▶ **Goal**:
All the records that follow need to be reproduced exactly. Omit the images.

* Start Input rows *

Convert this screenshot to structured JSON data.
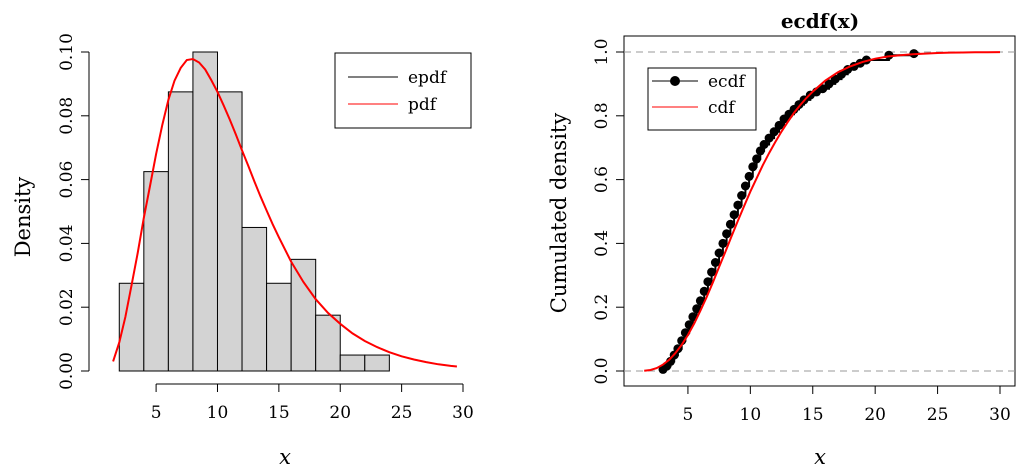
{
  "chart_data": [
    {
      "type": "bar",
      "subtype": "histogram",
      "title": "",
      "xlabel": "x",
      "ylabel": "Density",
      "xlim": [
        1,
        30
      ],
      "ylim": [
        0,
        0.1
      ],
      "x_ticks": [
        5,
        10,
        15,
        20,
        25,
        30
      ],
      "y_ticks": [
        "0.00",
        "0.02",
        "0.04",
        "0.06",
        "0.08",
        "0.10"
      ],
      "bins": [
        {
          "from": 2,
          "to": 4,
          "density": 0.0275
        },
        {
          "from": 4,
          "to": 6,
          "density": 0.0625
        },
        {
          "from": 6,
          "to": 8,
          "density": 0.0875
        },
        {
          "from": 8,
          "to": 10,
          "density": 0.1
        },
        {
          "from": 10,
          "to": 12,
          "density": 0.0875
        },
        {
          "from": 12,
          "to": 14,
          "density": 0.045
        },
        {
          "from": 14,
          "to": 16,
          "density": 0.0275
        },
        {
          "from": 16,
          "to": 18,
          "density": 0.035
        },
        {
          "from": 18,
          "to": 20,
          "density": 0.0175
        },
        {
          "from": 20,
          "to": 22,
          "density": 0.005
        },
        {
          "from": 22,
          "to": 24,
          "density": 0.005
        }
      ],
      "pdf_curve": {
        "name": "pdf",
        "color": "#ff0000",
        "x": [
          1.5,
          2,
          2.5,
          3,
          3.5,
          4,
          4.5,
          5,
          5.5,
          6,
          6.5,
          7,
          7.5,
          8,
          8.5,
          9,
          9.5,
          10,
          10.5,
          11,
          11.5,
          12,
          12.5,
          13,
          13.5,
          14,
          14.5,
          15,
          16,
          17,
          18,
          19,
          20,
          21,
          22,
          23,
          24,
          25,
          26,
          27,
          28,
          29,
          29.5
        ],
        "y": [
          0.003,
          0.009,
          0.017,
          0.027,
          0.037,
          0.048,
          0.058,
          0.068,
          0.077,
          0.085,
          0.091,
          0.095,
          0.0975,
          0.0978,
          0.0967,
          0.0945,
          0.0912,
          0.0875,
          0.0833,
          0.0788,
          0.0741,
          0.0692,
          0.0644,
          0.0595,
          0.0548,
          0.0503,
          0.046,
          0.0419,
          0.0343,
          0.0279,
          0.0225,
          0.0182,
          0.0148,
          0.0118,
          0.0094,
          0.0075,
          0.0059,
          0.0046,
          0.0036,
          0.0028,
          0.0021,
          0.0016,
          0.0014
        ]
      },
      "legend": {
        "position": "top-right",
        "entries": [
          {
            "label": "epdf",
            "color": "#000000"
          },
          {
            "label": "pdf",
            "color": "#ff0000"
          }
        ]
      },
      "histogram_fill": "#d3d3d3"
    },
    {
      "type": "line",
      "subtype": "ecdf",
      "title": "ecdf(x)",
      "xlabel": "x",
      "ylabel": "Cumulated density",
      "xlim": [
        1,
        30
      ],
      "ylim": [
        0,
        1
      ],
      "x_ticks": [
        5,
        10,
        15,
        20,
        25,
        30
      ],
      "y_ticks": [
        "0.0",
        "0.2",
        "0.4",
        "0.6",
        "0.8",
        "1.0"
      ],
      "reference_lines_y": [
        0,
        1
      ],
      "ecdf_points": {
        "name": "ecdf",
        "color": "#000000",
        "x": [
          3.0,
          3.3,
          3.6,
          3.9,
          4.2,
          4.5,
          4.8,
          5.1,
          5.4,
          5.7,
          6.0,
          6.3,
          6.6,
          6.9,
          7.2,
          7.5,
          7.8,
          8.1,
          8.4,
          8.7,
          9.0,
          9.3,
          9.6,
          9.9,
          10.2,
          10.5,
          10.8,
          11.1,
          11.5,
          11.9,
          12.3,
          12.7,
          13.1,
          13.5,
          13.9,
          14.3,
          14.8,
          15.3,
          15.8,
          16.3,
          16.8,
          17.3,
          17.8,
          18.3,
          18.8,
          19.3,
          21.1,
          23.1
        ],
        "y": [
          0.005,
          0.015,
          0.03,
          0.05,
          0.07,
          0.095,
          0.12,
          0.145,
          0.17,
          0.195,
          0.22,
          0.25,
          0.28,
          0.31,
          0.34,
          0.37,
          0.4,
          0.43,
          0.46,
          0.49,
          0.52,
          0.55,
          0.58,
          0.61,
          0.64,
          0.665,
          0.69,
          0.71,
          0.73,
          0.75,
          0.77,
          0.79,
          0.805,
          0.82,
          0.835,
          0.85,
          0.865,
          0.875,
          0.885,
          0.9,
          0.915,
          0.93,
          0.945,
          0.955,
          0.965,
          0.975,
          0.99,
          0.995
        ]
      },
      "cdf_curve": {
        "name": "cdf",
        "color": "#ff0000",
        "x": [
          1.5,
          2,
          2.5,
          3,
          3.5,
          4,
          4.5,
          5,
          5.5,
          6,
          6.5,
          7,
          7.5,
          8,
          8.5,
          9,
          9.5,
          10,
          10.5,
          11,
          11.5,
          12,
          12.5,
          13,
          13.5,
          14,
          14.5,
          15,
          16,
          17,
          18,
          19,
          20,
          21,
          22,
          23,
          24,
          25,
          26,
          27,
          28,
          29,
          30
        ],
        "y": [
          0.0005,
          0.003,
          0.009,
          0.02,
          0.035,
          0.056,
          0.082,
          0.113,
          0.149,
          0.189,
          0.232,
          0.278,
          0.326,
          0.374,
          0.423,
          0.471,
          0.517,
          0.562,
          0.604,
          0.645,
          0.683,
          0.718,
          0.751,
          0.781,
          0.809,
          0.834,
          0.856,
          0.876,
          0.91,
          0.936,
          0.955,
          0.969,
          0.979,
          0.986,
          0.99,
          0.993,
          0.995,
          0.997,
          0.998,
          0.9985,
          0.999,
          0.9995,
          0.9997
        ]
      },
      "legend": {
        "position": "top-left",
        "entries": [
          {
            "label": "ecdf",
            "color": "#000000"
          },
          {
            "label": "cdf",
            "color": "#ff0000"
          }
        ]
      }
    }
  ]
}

* End Input rows *

▶ **Completed exercise**:
Convert this screenshot to structured JSON data.
{
  "chart_data": [
    {
      "type": "bar",
      "subtype": "histogram",
      "title": "",
      "xlabel": "x",
      "ylabel": "Density",
      "xlim": [
        1,
        30
      ],
      "ylim": [
        0,
        0.1
      ],
      "x_ticks": [
        5,
        10,
        15,
        20,
        25,
        30
      ],
      "y_ticks": [
        "0.00",
        "0.02",
        "0.04",
        "0.06",
        "0.08",
        "0.10"
      ],
      "bins": [
        {
          "from": 2,
          "to": 4,
          "density": 0.0275
        },
        {
          "from": 4,
          "to": 6,
          "density": 0.0625
        },
        {
          "from": 6,
          "to": 8,
          "density": 0.0875
        },
        {
          "from": 8,
          "to": 10,
          "density": 0.1
        },
        {
          "from": 10,
          "to": 12,
          "density": 0.0875
        },
        {
          "from": 12,
          "to": 14,
          "density": 0.045
        },
        {
          "from": 14,
          "to": 16,
          "density": 0.0275
        },
        {
          "from": 16,
          "to": 18,
          "density": 0.035
        },
        {
          "from": 18,
          "to": 20,
          "density": 0.0175
        },
        {
          "from": 20,
          "to": 22,
          "density": 0.005
        },
        {
          "from": 22,
          "to": 24,
          "density": 0.005
        }
      ],
      "pdf_curve": {
        "name": "pdf",
        "color": "#ff0000",
        "x": [
          1.5,
          2,
          2.5,
          3,
          3.5,
          4,
          4.5,
          5,
          5.5,
          6,
          6.5,
          7,
          7.5,
          8,
          8.5,
          9,
          9.5,
          10,
          10.5,
          11,
          11.5,
          12,
          12.5,
          13,
          13.5,
          14,
          14.5,
          15,
          16,
          17,
          18,
          19,
          20,
          21,
          22,
          23,
          24,
          25,
          26,
          27,
          28,
          29,
          29.5
        ],
        "y": [
          0.003,
          0.009,
          0.017,
          0.027,
          0.037,
          0.048,
          0.058,
          0.068,
          0.077,
          0.085,
          0.091,
          0.095,
          0.0975,
          0.0978,
          0.0967,
          0.0945,
          0.0912,
          0.0875,
          0.0833,
          0.0788,
          0.0741,
          0.0692,
          0.0644,
          0.0595,
          0.0548,
          0.0503,
          0.046,
          0.0419,
          0.0343,
          0.0279,
          0.0225,
          0.0182,
          0.0148,
          0.0118,
          0.0094,
          0.0075,
          0.0059,
          0.0046,
          0.0036,
          0.0028,
          0.0021,
          0.0016,
          0.0014
        ]
      },
      "legend": {
        "position": "top-right",
        "entries": [
          {
            "label": "epdf",
            "color": "#000000"
          },
          {
            "label": "pdf",
            "color": "#ff0000"
          }
        ]
      },
      "histogram_fill": "#d3d3d3"
    },
    {
      "type": "line",
      "subtype": "ecdf",
      "title": "ecdf(x)",
      "xlabel": "x",
      "ylabel": "Cumulated density",
      "xlim": [
        1,
        30
      ],
      "ylim": [
        0,
        1
      ],
      "x_ticks": [
        5,
        10,
        15,
        20,
        25,
        30
      ],
      "y_ticks": [
        "0.0",
        "0.2",
        "0.4",
        "0.6",
        "0.8",
        "1.0"
      ],
      "reference_lines_y": [
        0,
        1
      ],
      "ecdf_points": {
        "name": "ecdf",
        "color": "#000000",
        "x": [
          3.0,
          3.3,
          3.6,
          3.9,
          4.2,
          4.5,
          4.8,
          5.1,
          5.4,
          5.7,
          6.0,
          6.3,
          6.6,
          6.9,
          7.2,
          7.5,
          7.8,
          8.1,
          8.4,
          8.7,
          9.0,
          9.3,
          9.6,
          9.9,
          10.2,
          10.5,
          10.8,
          11.1,
          11.5,
          11.9,
          12.3,
          12.7,
          13.1,
          13.5,
          13.9,
          14.3,
          14.8,
          15.3,
          15.8,
          16.3,
          16.8,
          17.3,
          17.8,
          18.3,
          18.8,
          19.3,
          21.1,
          23.1
        ],
        "y": [
          0.005,
          0.015,
          0.03,
          0.05,
          0.07,
          0.095,
          0.12,
          0.145,
          0.17,
          0.195,
          0.22,
          0.25,
          0.28,
          0.31,
          0.34,
          0.37,
          0.4,
          0.43,
          0.46,
          0.49,
          0.52,
          0.55,
          0.58,
          0.61,
          0.64,
          0.665,
          0.69,
          0.71,
          0.73,
          0.75,
          0.77,
          0.79,
          0.805,
          0.82,
          0.835,
          0.85,
          0.865,
          0.875,
          0.885,
          0.9,
          0.915,
          0.93,
          0.945,
          0.955,
          0.965,
          0.975,
          0.99,
          0.995
        ]
      },
      "cdf_curve": {
        "name": "cdf",
        "color": "#ff0000",
        "x": [
          1.5,
          2,
          2.5,
          3,
          3.5,
          4,
          4.5,
          5,
          5.5,
          6,
          6.5,
          7,
          7.5,
          8,
          8.5,
          9,
          9.5,
          10,
          10.5,
          11,
          11.5,
          12,
          12.5,
          13,
          13.5,
          14,
          14.5,
          15,
          16,
          17,
          18,
          19,
          20,
          21,
          22,
          23,
          24,
          25,
          26,
          27,
          28,
          29,
          30
        ],
        "y": [
          0.0005,
          0.003,
          0.009,
          0.02,
          0.035,
          0.056,
          0.082,
          0.113,
          0.149,
          0.189,
          0.232,
          0.278,
          0.326,
          0.374,
          0.423,
          0.471,
          0.517,
          0.562,
          0.604,
          0.645,
          0.683,
          0.718,
          0.751,
          0.781,
          0.809,
          0.834,
          0.856,
          0.876,
          0.91,
          0.936,
          0.955,
          0.969,
          0.979,
          0.986,
          0.99,
          0.993,
          0.995,
          0.997,
          0.998,
          0.9985,
          0.999,
          0.9995,
          0.9997
        ]
      },
      "legend": {
        "position": "top-left",
        "entries": [
          {
            "label": "ecdf",
            "color": "#000000"
          },
          {
            "label": "cdf",
            "color": "#ff0000"
          }
        ]
      }
    }
  ]
}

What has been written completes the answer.